## Begin
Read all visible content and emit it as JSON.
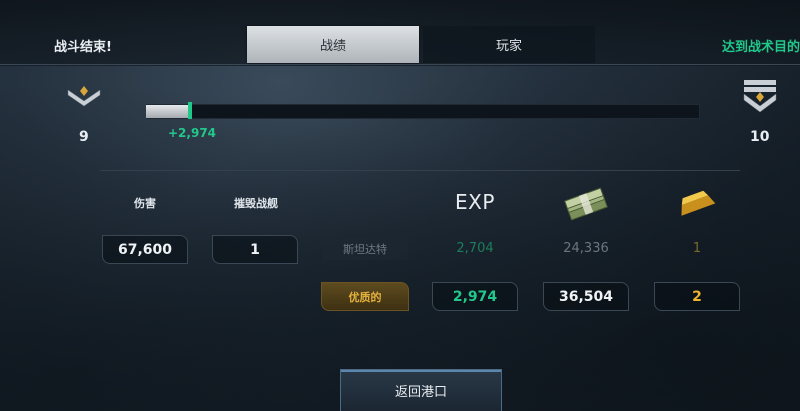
{
  "header": {
    "battle_status": "战斗结束!",
    "objective_status": "达到战术目的",
    "tabs": [
      {
        "label": "战绩",
        "active": true
      },
      {
        "label": "玩家",
        "active": false
      }
    ]
  },
  "progress": {
    "current_rank": "9",
    "next_rank": "10",
    "xp_gain": "+2,974",
    "fill_fraction": 0.08,
    "current_rank_icon": "rank-chevron-icon",
    "next_rank_icon": "rank-double-chevron-icon"
  },
  "stats": {
    "damage_label": "伤害",
    "kills_label": "摧毁战舰",
    "damage_value": "67,600",
    "kills_value": "1"
  },
  "rewards": {
    "exp_label": "EXP",
    "cash_icon": "cash-stack-icon",
    "gold_icon": "gold-bar-icon",
    "ship_name": "斯坦达特",
    "base": {
      "exp": "2,704",
      "cash": "24,336",
      "gold": "1"
    },
    "premium_label": "优质的",
    "premium": {
      "exp": "2,974",
      "cash": "36,504",
      "gold": "2"
    }
  },
  "footer": {
    "return_label": "返回港口"
  },
  "colors": {
    "accent_green": "#22c88b",
    "gold": "#f0b330",
    "premium_bg": "#5e4b1f"
  }
}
## End
**To do**. All records above are to be printed exactly, minus the pictures they contain.

**Exercise response**.
Read all visible content and emit it as JSON.
{
  "header": {
    "battle_status": "战斗结束!",
    "objective_status": "达到战术目的",
    "tabs": [
      {
        "label": "战绩",
        "active": true
      },
      {
        "label": "玩家",
        "active": false
      }
    ]
  },
  "progress": {
    "current_rank": "9",
    "next_rank": "10",
    "xp_gain": "+2,974",
    "fill_fraction": 0.08,
    "current_rank_icon": "rank-chevron-icon",
    "next_rank_icon": "rank-double-chevron-icon"
  },
  "stats": {
    "damage_label": "伤害",
    "kills_label": "摧毁战舰",
    "damage_value": "67,600",
    "kills_value": "1"
  },
  "rewards": {
    "exp_label": "EXP",
    "cash_icon": "cash-stack-icon",
    "gold_icon": "gold-bar-icon",
    "ship_name": "斯坦达特",
    "base": {
      "exp": "2,704",
      "cash": "24,336",
      "gold": "1"
    },
    "premium_label": "优质的",
    "premium": {
      "exp": "2,974",
      "cash": "36,504",
      "gold": "2"
    }
  },
  "footer": {
    "return_label": "返回港口"
  },
  "colors": {
    "accent_green": "#22c88b",
    "gold": "#f0b330",
    "premium_bg": "#5e4b1f"
  }
}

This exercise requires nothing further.